- WHAT THE TASK REQUIRES -
From the listing below, pull out all lines with "chevron" in them.

(Stored data)

::::::::::

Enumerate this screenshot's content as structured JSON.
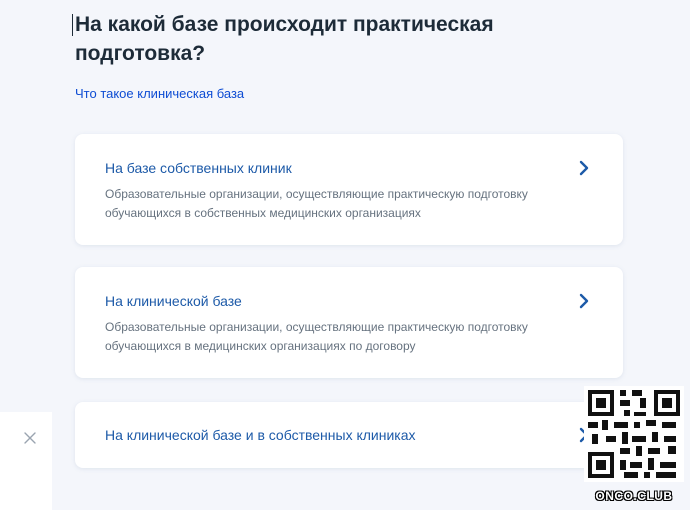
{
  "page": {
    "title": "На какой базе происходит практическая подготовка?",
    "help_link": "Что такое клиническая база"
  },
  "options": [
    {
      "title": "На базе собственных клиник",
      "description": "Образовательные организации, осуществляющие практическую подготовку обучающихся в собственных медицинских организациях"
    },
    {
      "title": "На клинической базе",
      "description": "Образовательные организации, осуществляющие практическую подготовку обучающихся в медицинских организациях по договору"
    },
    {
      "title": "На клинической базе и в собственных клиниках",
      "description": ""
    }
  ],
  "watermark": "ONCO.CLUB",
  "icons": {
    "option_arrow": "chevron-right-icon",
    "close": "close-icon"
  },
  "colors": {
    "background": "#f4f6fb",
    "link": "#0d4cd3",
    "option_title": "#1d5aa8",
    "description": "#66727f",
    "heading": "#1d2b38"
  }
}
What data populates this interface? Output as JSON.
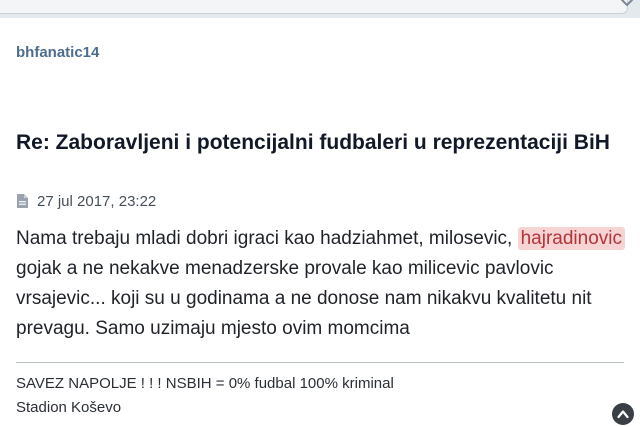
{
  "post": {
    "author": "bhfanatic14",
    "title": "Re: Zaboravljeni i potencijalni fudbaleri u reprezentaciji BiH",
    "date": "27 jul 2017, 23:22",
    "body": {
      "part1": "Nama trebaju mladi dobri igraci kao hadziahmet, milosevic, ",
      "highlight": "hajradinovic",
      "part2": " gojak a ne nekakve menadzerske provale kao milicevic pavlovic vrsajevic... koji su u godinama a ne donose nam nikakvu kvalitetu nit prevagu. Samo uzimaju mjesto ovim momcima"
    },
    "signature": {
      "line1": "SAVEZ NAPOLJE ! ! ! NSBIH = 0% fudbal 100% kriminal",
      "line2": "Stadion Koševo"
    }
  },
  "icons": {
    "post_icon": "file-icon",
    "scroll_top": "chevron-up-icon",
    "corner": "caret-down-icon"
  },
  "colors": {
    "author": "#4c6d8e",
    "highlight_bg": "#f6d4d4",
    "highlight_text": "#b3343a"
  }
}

::::::::::

- RESPONSE BELOW -
    "option_arrow": "chevron-right-icon",
    "scroll_top": "chevron-up-icon",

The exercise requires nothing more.